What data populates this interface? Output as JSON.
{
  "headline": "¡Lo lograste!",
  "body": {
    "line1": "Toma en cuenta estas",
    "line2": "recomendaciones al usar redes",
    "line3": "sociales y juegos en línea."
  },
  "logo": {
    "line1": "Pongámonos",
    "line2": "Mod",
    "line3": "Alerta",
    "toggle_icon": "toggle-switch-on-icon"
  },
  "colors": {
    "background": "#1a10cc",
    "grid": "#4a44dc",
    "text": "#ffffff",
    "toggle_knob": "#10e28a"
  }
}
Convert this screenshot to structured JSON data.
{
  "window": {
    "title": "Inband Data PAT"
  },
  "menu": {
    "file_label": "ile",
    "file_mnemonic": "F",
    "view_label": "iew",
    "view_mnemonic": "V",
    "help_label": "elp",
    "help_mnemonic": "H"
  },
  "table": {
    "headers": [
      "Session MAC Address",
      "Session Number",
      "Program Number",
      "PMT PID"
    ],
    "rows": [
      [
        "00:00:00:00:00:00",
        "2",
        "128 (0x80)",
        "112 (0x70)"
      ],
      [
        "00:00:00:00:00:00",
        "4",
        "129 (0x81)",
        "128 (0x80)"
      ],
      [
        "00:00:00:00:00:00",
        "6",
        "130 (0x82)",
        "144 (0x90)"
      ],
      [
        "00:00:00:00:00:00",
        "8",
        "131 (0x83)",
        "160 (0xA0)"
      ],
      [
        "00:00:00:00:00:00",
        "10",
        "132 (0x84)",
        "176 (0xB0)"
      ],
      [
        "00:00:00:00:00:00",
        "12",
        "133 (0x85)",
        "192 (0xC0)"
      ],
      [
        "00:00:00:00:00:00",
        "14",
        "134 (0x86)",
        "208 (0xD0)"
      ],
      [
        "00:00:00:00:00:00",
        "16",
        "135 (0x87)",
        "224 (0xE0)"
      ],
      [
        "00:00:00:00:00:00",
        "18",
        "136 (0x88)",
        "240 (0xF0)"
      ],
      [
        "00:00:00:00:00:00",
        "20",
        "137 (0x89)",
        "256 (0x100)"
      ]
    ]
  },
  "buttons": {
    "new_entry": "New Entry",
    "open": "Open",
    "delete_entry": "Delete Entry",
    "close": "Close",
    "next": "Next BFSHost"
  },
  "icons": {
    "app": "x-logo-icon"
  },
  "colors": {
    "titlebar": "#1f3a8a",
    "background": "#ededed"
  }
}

**OBJECTIVE:**
Output the listing above exactly as it appears.

**EXERCISE SOLUTION:**
What data populates this interface? Output as JSON.
{
  "headline": "¡Lo lograste!",
  "body": {
    "line1": "Toma en cuenta estas",
    "line2": "recomendaciones al usar redes",
    "line3": "sociales y juegos en línea."
  },
  "logo": {
    "line1": "Pongámonos",
    "line2": "Mod",
    "line3": "Alerta",
    "toggle_icon": "toggle-switch-on-icon"
  },
  "colors": {
    "background": "#1a10cc",
    "grid": "#4a44dc",
    "text": "#ffffff",
    "toggle_knob": "#10e28a"
  }
}
Convert this screenshot to structured JSON data.
{
  "window": {
    "title": "Inband Data PAT"
  },
  "menu": {
    "file_label": "ile",
    "file_mnemonic": "F",
    "view_label": "iew",
    "view_mnemonic": "V",
    "help_label": "elp",
    "help_mnemonic": "H"
  },
  "table": {
    "headers": [
      "Session MAC Address",
      "Session Number",
      "Program Number",
      "PMT PID"
    ],
    "rows": [
      [
        "00:00:00:00:00:00",
        "2",
        "128 (0x80)",
        "112 (0x70)"
      ],
      [
        "00:00:00:00:00:00",
        "4",
        "129 (0x81)",
        "128 (0x80)"
      ],
      [
        "00:00:00:00:00:00",
        "6",
        "130 (0x82)",
        "144 (0x90)"
      ],
      [
        "00:00:00:00:00:00",
        "8",
        "131 (0x83)",
        "160 (0xA0)"
      ],
      [
        "00:00:00:00:00:00",
        "10",
        "132 (0x84)",
        "176 (0xB0)"
      ],
      [
        "00:00:00:00:00:00",
        "12",
        "133 (0x85)",
        "192 (0xC0)"
      ],
      [
        "00:00:00:00:00:00",
        "14",
        "134 (0x86)",
        "208 (0xD0)"
      ],
      [
        "00:00:00:00:00:00",
        "16",
        "135 (0x87)",
        "224 (0xE0)"
      ],
      [
        "00:00:00:00:00:00",
        "18",
        "136 (0x88)",
        "240 (0xF0)"
      ],
      [
        "00:00:00:00:00:00",
        "20",
        "137 (0x89)",
        "256 (0x100)"
      ]
    ]
  },
  "buttons": {
    "new_entry": "New Entry",
    "open": "Open",
    "delete_entry": "Delete Entry",
    "close": "Close",
    "next": "Next BFSHost"
  },
  "icons": {
    "app": "x-logo-icon"
  },
  "colors": {
    "titlebar": "#1f3a8a",
    "background": "#ededed"
  }
}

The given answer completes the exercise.